>> BEGIN Given records
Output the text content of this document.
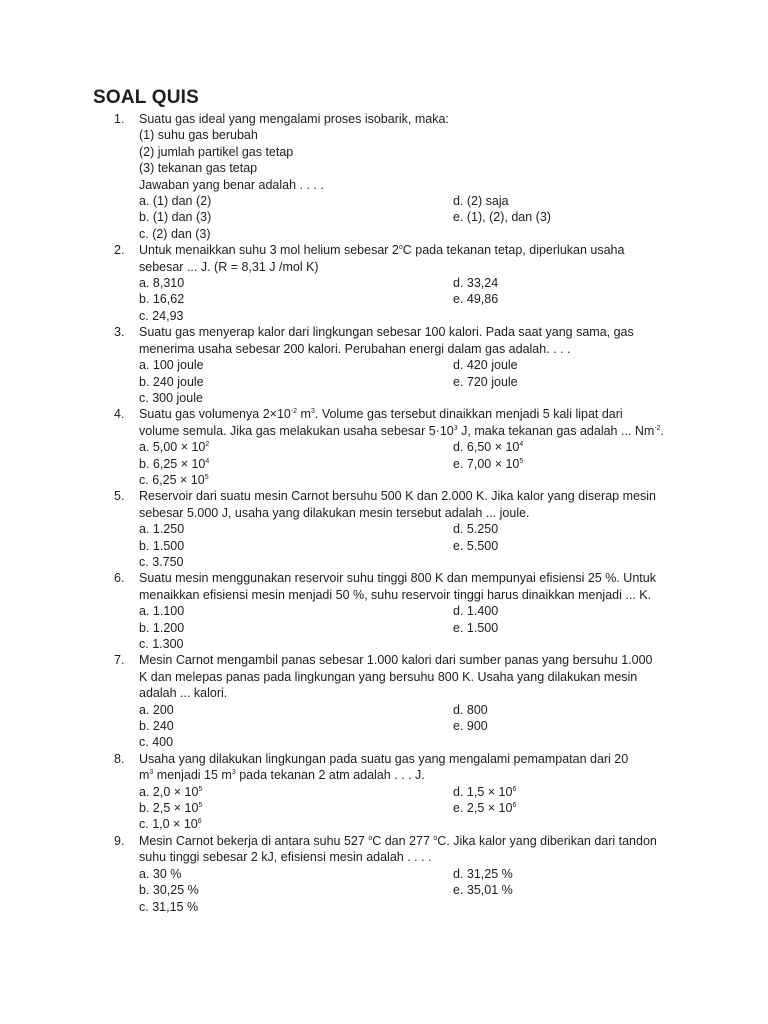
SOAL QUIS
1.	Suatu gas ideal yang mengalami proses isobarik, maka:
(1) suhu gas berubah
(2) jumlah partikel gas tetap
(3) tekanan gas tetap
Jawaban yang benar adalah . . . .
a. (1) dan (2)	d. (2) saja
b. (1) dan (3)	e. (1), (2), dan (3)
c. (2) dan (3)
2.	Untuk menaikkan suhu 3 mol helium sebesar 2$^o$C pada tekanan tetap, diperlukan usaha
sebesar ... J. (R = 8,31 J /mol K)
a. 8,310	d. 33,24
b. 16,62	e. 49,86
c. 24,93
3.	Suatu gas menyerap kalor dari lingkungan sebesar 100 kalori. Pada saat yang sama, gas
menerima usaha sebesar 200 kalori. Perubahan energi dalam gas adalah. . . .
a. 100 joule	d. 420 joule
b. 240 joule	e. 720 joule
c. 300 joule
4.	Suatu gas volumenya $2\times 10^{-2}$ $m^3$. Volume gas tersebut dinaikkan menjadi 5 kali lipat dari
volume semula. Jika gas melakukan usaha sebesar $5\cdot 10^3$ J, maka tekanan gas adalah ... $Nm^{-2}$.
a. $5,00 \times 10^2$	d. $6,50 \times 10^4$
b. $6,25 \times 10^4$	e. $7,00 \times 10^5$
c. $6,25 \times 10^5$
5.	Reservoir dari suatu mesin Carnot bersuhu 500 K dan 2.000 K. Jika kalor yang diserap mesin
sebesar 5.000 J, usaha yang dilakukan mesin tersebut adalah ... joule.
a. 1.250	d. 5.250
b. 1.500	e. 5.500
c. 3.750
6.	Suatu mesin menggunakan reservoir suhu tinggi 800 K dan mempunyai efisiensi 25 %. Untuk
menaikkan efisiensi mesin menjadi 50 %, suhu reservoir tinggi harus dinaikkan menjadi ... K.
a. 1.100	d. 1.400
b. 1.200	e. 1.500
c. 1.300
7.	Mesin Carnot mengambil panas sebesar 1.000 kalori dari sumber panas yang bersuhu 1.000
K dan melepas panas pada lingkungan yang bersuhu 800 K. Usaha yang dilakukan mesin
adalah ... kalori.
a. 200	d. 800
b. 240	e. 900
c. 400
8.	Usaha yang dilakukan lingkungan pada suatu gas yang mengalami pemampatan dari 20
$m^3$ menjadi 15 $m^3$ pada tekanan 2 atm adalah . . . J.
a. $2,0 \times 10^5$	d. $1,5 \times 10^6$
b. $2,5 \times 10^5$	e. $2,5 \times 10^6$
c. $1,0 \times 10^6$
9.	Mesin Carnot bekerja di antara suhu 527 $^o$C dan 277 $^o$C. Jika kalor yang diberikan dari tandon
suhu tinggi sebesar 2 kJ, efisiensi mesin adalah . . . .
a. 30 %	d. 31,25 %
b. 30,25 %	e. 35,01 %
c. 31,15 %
>> END Given records
Exercise directions: Gather all lines of the records that include the word "tekanan".

Written answer:
(3) tekanan gas tetap
2.	Untuk menaikkan suhu 3 mol helium sebesar 2$^o$C pada tekanan tetap, diperlukan usaha
volume semula. Jika gas melakukan usaha sebesar $5\cdot 10^3$ J, maka tekanan gas adalah ... $Nm^{-2}$.
$m^3$ menjadi 15 $m^3$ pada tekanan 2 atm adalah . . . J.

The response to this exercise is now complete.